Start EXERCISE DATA
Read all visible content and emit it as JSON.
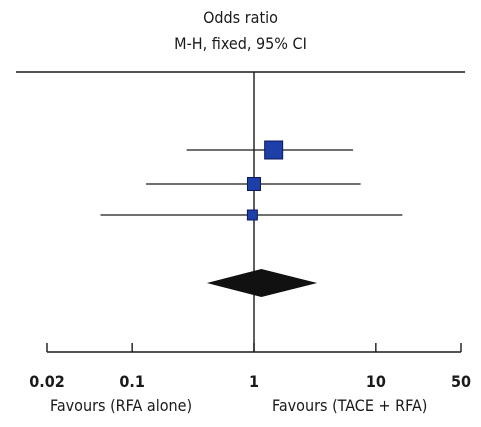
{
  "chart_data": {
    "type": "forest",
    "title": "Odds ratio",
    "subtitle": "M-H, fixed, 95% CI",
    "x_scale": "log",
    "xlim": [
      0.02,
      50
    ],
    "x_ticks": [
      0.02,
      0.1,
      1,
      10,
      50
    ],
    "x_tick_labels": [
      "0.02",
      "0.1",
      "1",
      "10",
      "50"
    ],
    "reference_line": 1,
    "left_label": "Favours (RFA alone)",
    "right_label": "Favours (TACE + RFA)",
    "studies": [
      {
        "or": 1.45,
        "ci": [
          0.28,
          6.5
        ],
        "weight": "large"
      },
      {
        "or": 1.0,
        "ci": [
          0.13,
          7.5
        ],
        "weight": "medium"
      },
      {
        "or": 0.97,
        "ci": [
          0.055,
          16.5
        ],
        "weight": "small"
      }
    ],
    "pooled": {
      "or": 1.15,
      "ci": [
        0.41,
        3.3
      ]
    },
    "colors": {
      "marker": "#1f3fa8",
      "marker_edge": "#0b1a5c",
      "diamond": "#111111",
      "line": "#1a1a1a"
    }
  }
}
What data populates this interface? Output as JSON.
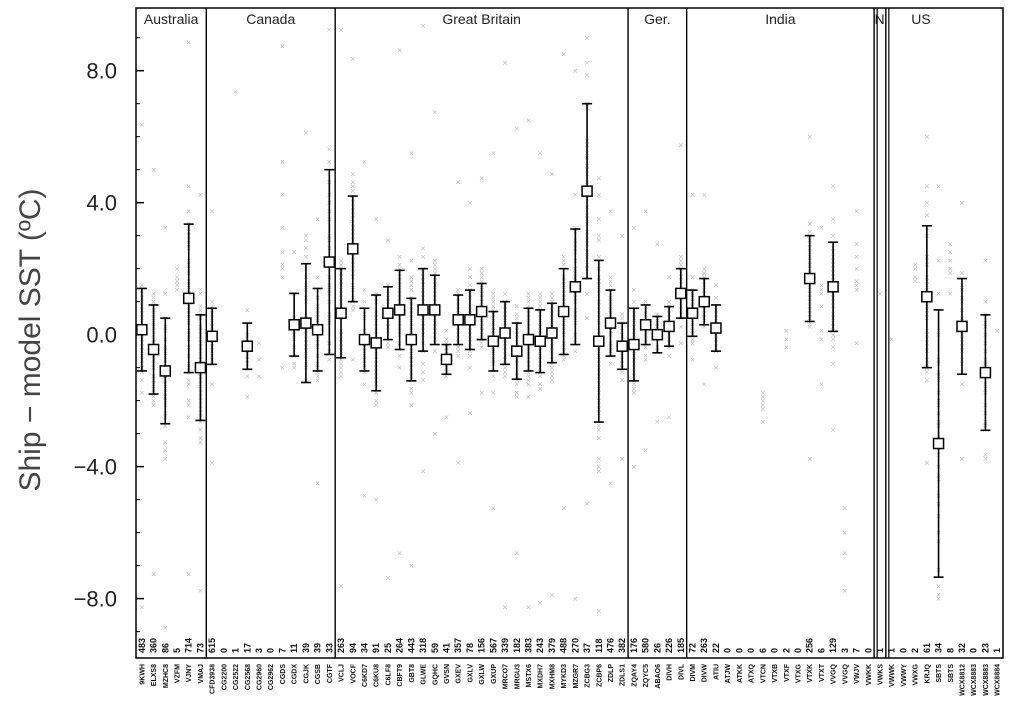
{
  "chart_data": {
    "type": "scatter",
    "ylabel": "Ship − model SST (ºC)",
    "ylim": [
      -9.8,
      9.9
    ],
    "yticks": [
      {
        "value": 8,
        "label": "8.0"
      },
      {
        "value": 4,
        "label": "4.0"
      },
      {
        "value": 0,
        "label": "0.0"
      },
      {
        "value": -4,
        "label": "−4.0"
      },
      {
        "value": -8,
        "label": "−8.0"
      }
    ],
    "groups": [
      {
        "name": "Australia",
        "start": 0,
        "end": 6
      },
      {
        "name": "Canada",
        "start": 6,
        "end": 17
      },
      {
        "name": "Great Britain",
        "start": 17,
        "end": 42
      },
      {
        "name": "Ger.",
        "start": 42,
        "end": 47
      },
      {
        "name": "India",
        "start": 47,
        "end": 63
      },
      {
        "name": "N",
        "start": 63,
        "end": 64
      },
      {
        "name": "US",
        "start": 64,
        "end": 70
      }
    ],
    "stations": [
      {
        "call": "9KWH",
        "count": "483",
        "mean": 0.15,
        "sd": 1.25,
        "min": -8.3,
        "max": 6.4
      },
      {
        "call": "ELXS8",
        "count": "360",
        "mean": -0.45,
        "sd": 1.35,
        "min": -7.3,
        "max": 5.0
      },
      {
        "call": "MZHC8",
        "count": "86",
        "mean": -1.1,
        "sd": 1.6,
        "min": -8.9,
        "max": 3.2
      },
      {
        "call": "VZFM",
        "count": "5",
        "mean": null,
        "sd": null,
        "min": 1.4,
        "max": 2.0
      },
      {
        "call": "VJNY",
        "count": "714",
        "mean": 1.1,
        "sd": 2.25,
        "min": -7.2,
        "max": 8.9
      },
      {
        "call": "VMAJ",
        "count": "73",
        "mean": -1.0,
        "sd": 1.6,
        "min": -7.8,
        "max": 4.2
      },
      {
        "call": "CFD3938",
        "count": "615",
        "mean": -0.05,
        "sd": 0.85,
        "min": -3.9,
        "max": 3.7
      },
      {
        "call": "CG2200",
        "count": "0",
        "mean": null,
        "sd": null,
        "min": null,
        "max": null
      },
      {
        "call": "CG2522",
        "count": "1",
        "mean": null,
        "sd": null,
        "min": 7.4,
        "max": 7.4
      },
      {
        "call": "CG2568",
        "count": "17",
        "mean": -0.35,
        "sd": 0.7,
        "min": -1.9,
        "max": 0.8
      },
      {
        "call": "CG2960",
        "count": "3",
        "mean": null,
        "sd": null,
        "min": -1.3,
        "max": -0.2
      },
      {
        "call": "CG2962",
        "count": "0",
        "mean": null,
        "sd": null,
        "min": null,
        "max": null
      },
      {
        "call": "CGDS",
        "count": "7",
        "mean": null,
        "sd": null,
        "min": -1.0,
        "max": 8.8
      },
      {
        "call": "CGDX",
        "count": "11",
        "mean": 0.3,
        "sd": 0.95,
        "min": -1.0,
        "max": 2.5
      },
      {
        "call": "CGJK",
        "count": "39",
        "mean": 0.35,
        "sd": 1.8,
        "min": -1.4,
        "max": 6.1
      },
      {
        "call": "CGSB",
        "count": "39",
        "mean": 0.15,
        "sd": 1.25,
        "min": -4.5,
        "max": 3.5
      },
      {
        "call": "CGTF",
        "count": "33",
        "mean": 2.2,
        "sd": 2.8,
        "min": -0.8,
        "max": 9.2
      },
      {
        "call": "VCLJ",
        "count": "263",
        "mean": 0.65,
        "sd": 1.35,
        "min": -7.6,
        "max": 9.2
      },
      {
        "call": "VOCF",
        "count": "94",
        "mean": 2.6,
        "sd": 1.6,
        "min": -0.7,
        "max": 8.4
      },
      {
        "call": "C6KD7",
        "count": "34",
        "mean": -0.15,
        "sd": 0.95,
        "min": -4.9,
        "max": 5.2
      },
      {
        "call": "C6KU8",
        "count": "91",
        "mean": -0.25,
        "sd": 1.45,
        "min": -5.0,
        "max": 3.5
      },
      {
        "call": "C6LF8",
        "count": "25",
        "mean": 0.65,
        "sd": 0.8,
        "min": -7.4,
        "max": 2.9
      },
      {
        "call": "CBFT9",
        "count": "264",
        "mean": 0.75,
        "sd": 1.2,
        "min": -6.6,
        "max": 8.6
      },
      {
        "call": "GBT8",
        "count": "443",
        "mean": -0.15,
        "sd": 1.25,
        "min": -7.0,
        "max": 5.5
      },
      {
        "call": "GLWE",
        "count": "318",
        "mean": 0.75,
        "sd": 1.25,
        "min": -4.1,
        "max": 9.4
      },
      {
        "call": "GQHC",
        "count": "59",
        "mean": 0.75,
        "sd": 1.05,
        "min": -3.0,
        "max": 6.8
      },
      {
        "call": "GVSN",
        "count": "41",
        "mean": -0.75,
        "sd": 0.45,
        "min": -2.5,
        "max": 0.1
      },
      {
        "call": "GXEV",
        "count": "357",
        "mean": 0.45,
        "sd": 0.75,
        "min": -3.9,
        "max": 4.6
      },
      {
        "call": "GXLV",
        "count": "78",
        "mean": 0.45,
        "sd": 0.9,
        "min": -2.4,
        "max": 4.0
      },
      {
        "call": "GXLW",
        "count": "156",
        "mean": 0.7,
        "sd": 0.85,
        "min": -1.8,
        "max": 4.8
      },
      {
        "call": "GXUP",
        "count": "567",
        "mean": -0.2,
        "sd": 0.9,
        "min": -5.3,
        "max": 5.5
      },
      {
        "call": "MRCO7",
        "count": "339",
        "mean": 0.05,
        "sd": 0.95,
        "min": -8.3,
        "max": 8.2
      },
      {
        "call": "MRGU3",
        "count": "182",
        "mean": -0.5,
        "sd": 0.85,
        "min": -6.6,
        "max": 6.3
      },
      {
        "call": "MSTX6",
        "count": "383",
        "mean": -0.15,
        "sd": 0.95,
        "min": -8.3,
        "max": 6.5
      },
      {
        "call": "MXDH7",
        "count": "243",
        "mean": -0.2,
        "sd": 0.95,
        "min": -8.1,
        "max": 5.5
      },
      {
        "call": "MXHM8",
        "count": "379",
        "mean": 0.05,
        "sd": 0.9,
        "min": -7.9,
        "max": 4.9
      },
      {
        "call": "MYKD3",
        "count": "488",
        "mean": 0.7,
        "sd": 1.3,
        "min": -5.2,
        "max": 8.5
      },
      {
        "call": "MZGR7",
        "count": "270",
        "mean": 1.45,
        "sd": 1.75,
        "min": -8.0,
        "max": 8.0
      },
      {
        "call": "ZCBG3",
        "count": "37",
        "mean": 4.35,
        "sd": 2.65,
        "min": -5.1,
        "max": 9.0
      },
      {
        "call": "ZCBP6",
        "count": "118",
        "mean": -0.2,
        "sd": 2.45,
        "min": -8.4,
        "max": 4.8
      },
      {
        "call": "ZDLP",
        "count": "476",
        "mean": 0.35,
        "sd": 1.0,
        "min": -4.5,
        "max": 3.8
      },
      {
        "call": "ZDLS1",
        "count": "382",
        "mean": -0.35,
        "sd": 0.7,
        "min": -3.8,
        "max": 3.0
      },
      {
        "call": "ZQAY4",
        "count": "176",
        "mean": -0.3,
        "sd": 1.1,
        "min": -4.0,
        "max": 3.2
      },
      {
        "call": "ZQYC5",
        "count": "580",
        "mean": 0.3,
        "sd": 0.6,
        "min": -3.5,
        "max": 3.8
      },
      {
        "call": "ABAO6",
        "count": "26",
        "mean": 0.0,
        "sd": 0.55,
        "min": -2.6,
        "max": 2.7
      },
      {
        "call": "DIVH",
        "count": "226",
        "mean": 0.25,
        "sd": 0.6,
        "min": -2.5,
        "max": 1.8
      },
      {
        "call": "DIVL",
        "count": "185",
        "mean": 1.25,
        "sd": 0.75,
        "min": -0.2,
        "max": 5.8
      },
      {
        "call": "DIVM",
        "count": "72",
        "mean": 0.65,
        "sd": 0.7,
        "min": -0.8,
        "max": 4.3
      },
      {
        "call": "DIVW",
        "count": "263",
        "mean": 1.0,
        "sd": 0.7,
        "min": -1.5,
        "max": 4.2
      },
      {
        "call": "ATIU",
        "count": "22",
        "mean": 0.2,
        "sd": 0.7,
        "min": -1.0,
        "max": 1.5
      },
      {
        "call": "ATJW",
        "count": "0",
        "mean": null,
        "sd": null,
        "min": null,
        "max": null
      },
      {
        "call": "ATKK",
        "count": "0",
        "mean": null,
        "sd": null,
        "min": null,
        "max": null
      },
      {
        "call": "ATXQ",
        "count": "0",
        "mean": null,
        "sd": null,
        "min": null,
        "max": null
      },
      {
        "call": "VTCN",
        "count": "6",
        "mean": null,
        "sd": null,
        "min": -2.6,
        "max": -1.7
      },
      {
        "call": "VTXB",
        "count": "0",
        "mean": null,
        "sd": null,
        "min": null,
        "max": null
      },
      {
        "call": "VTXF",
        "count": "2",
        "mean": null,
        "sd": null,
        "min": -0.4,
        "max": 0.1
      },
      {
        "call": "VTXG",
        "count": "0",
        "mean": null,
        "sd": null,
        "min": null,
        "max": null
      },
      {
        "call": "VTXK",
        "count": "256",
        "mean": 1.7,
        "sd": 1.3,
        "min": -3.7,
        "max": 6.0
      },
      {
        "call": "VTXT",
        "count": "6",
        "mean": null,
        "sd": null,
        "min": -1.5,
        "max": 3.3
      },
      {
        "call": "VVGQ",
        "count": "129",
        "mean": 1.45,
        "sd": 1.35,
        "min": -2.9,
        "max": 4.5
      },
      {
        "call": "VVGQ",
        "count": "3",
        "mean": null,
        "sd": null,
        "min": -7.8,
        "max": -5.3
      },
      {
        "call": "VWJV",
        "count": "7",
        "mean": null,
        "sd": null,
        "min": -0.2,
        "max": 3.8
      },
      {
        "call": "VWKK",
        "count": "0",
        "mean": null,
        "sd": null,
        "min": null,
        "max": null
      },
      {
        "call": "VWKS",
        "count": "1",
        "mean": null,
        "sd": null,
        "min": 1.3,
        "max": 1.3
      },
      {
        "call": "VWWK",
        "count": "1",
        "mean": null,
        "sd": null,
        "min": -0.1,
        "max": -0.1
      },
      {
        "call": "VWWY",
        "count": "0",
        "mean": null,
        "sd": null,
        "min": null,
        "max": null
      },
      {
        "call": "VWXG",
        "count": "2",
        "mean": null,
        "sd": null,
        "min": 1.6,
        "max": 2.1
      },
      {
        "call": "KRJQ",
        "count": "61",
        "mean": 1.15,
        "sd": 2.15,
        "min": -3.9,
        "max": 6.0
      },
      {
        "call": "SBTS",
        "count": "34",
        "mean": -3.3,
        "sd": 4.05,
        "min": -8.0,
        "max": 4.5
      },
      {
        "call": "SBTS",
        "count": "8",
        "mean": null,
        "sd": null,
        "min": 1.3,
        "max": 2.8
      },
      {
        "call": "WCX8812",
        "count": "32",
        "mean": 0.25,
        "sd": 1.45,
        "min": -3.8,
        "max": 4.0
      },
      {
        "call": "WCX8883",
        "count": "0",
        "mean": null,
        "sd": null,
        "min": null,
        "max": null
      },
      {
        "call": "WCX8883",
        "count": "23",
        "mean": -1.15,
        "sd": 1.75,
        "min": -3.7,
        "max": 2.3
      },
      {
        "call": "WCX8884",
        "count": "1",
        "mean": null,
        "sd": null,
        "min": 0.1,
        "max": 0.1
      }
    ]
  }
}
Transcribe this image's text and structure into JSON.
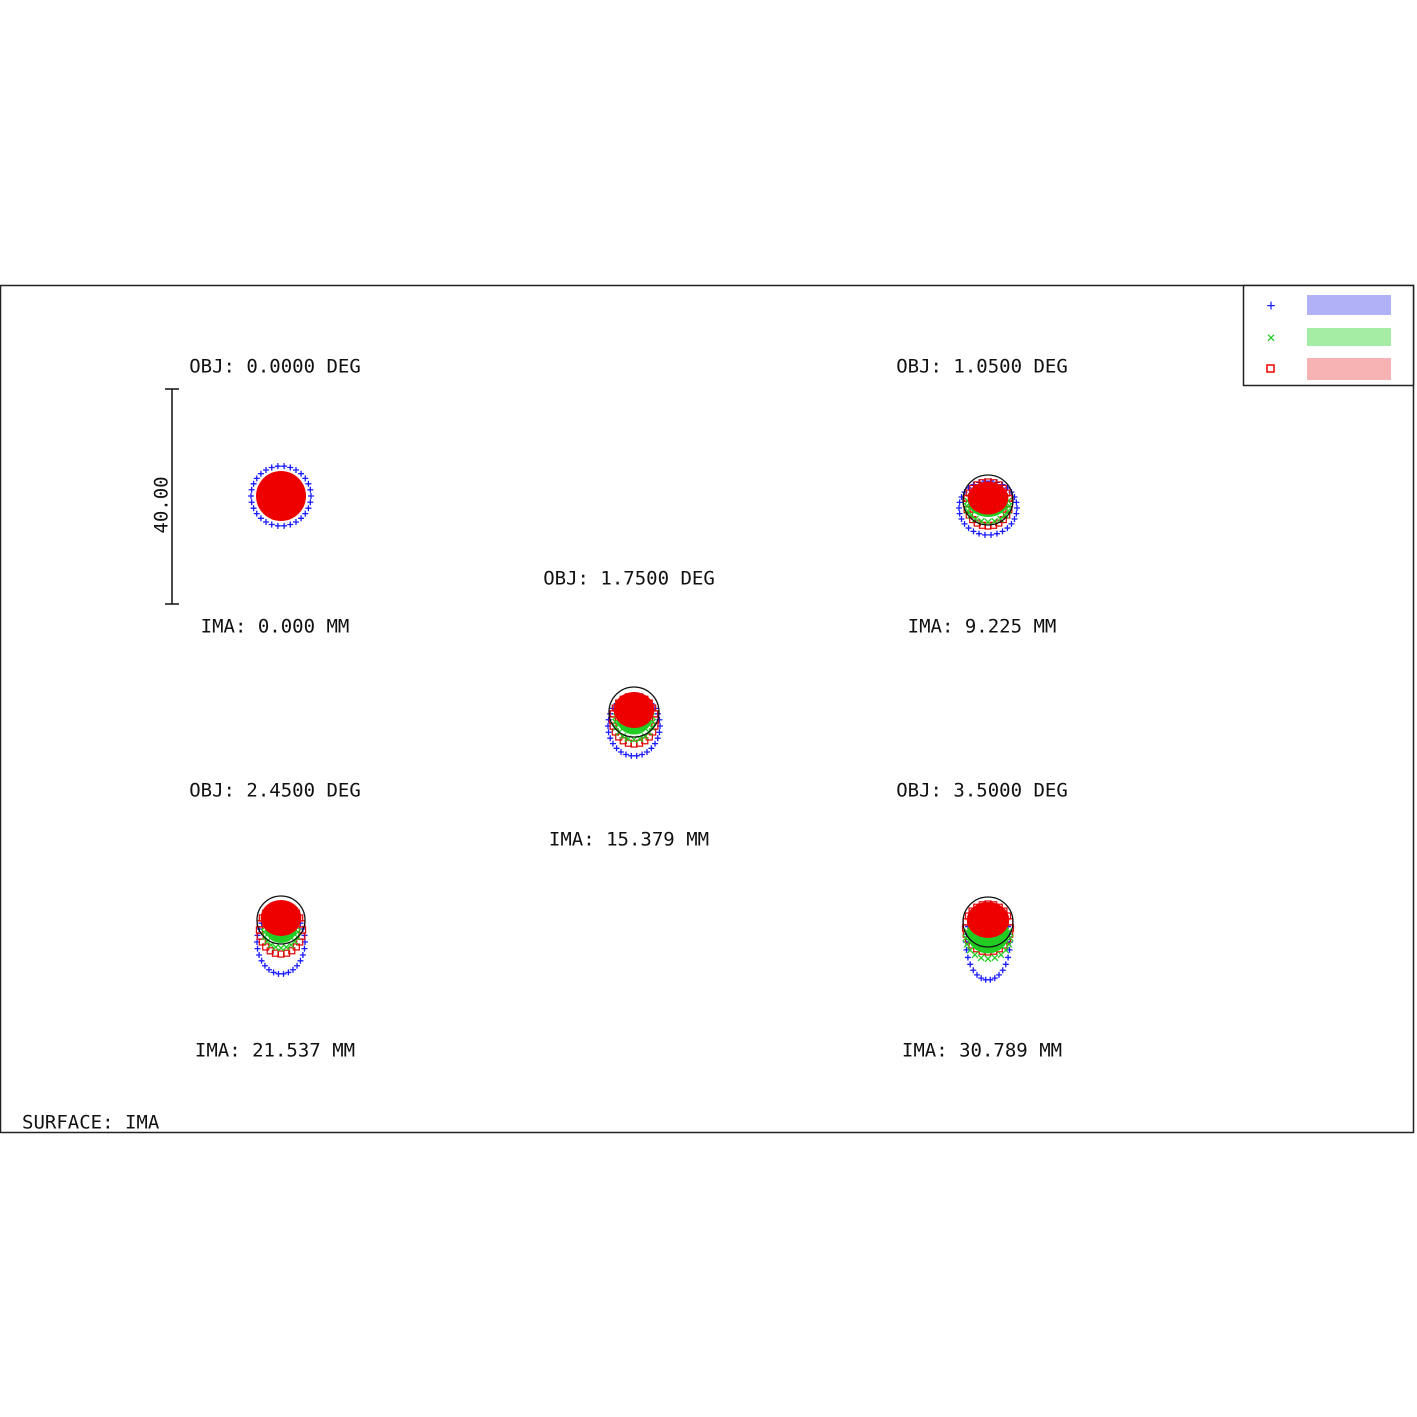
{
  "plot": {
    "fields": [
      {
        "obj": "OBJ: 0.0000 DEG",
        "ima": "IMA: 0.000 MM"
      },
      {
        "obj": "OBJ: 1.0500 DEG",
        "ima": "IMA: 9.225 MM"
      },
      {
        "obj": "OBJ: 1.7500 DEG",
        "ima": "IMA: 15.379 MM"
      },
      {
        "obj": "OBJ: 2.4500 DEG",
        "ima": "IMA: 21.537 MM"
      },
      {
        "obj": "OBJ: 3.5000 DEG",
        "ima": "IMA: 30.789 MM"
      }
    ],
    "scale_bar": "40.00",
    "surface": "SURFACE: IMA"
  }
}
End EXERCISE DATA
**WORK TO BE COMPLETED**. Out of the preceding entries, pull every line containing the string "Favours".

**RESPONSE BELOW**.
    "left_label": "Favours (RFA alone)",
    "right_label": "Favours (TACE + RFA)",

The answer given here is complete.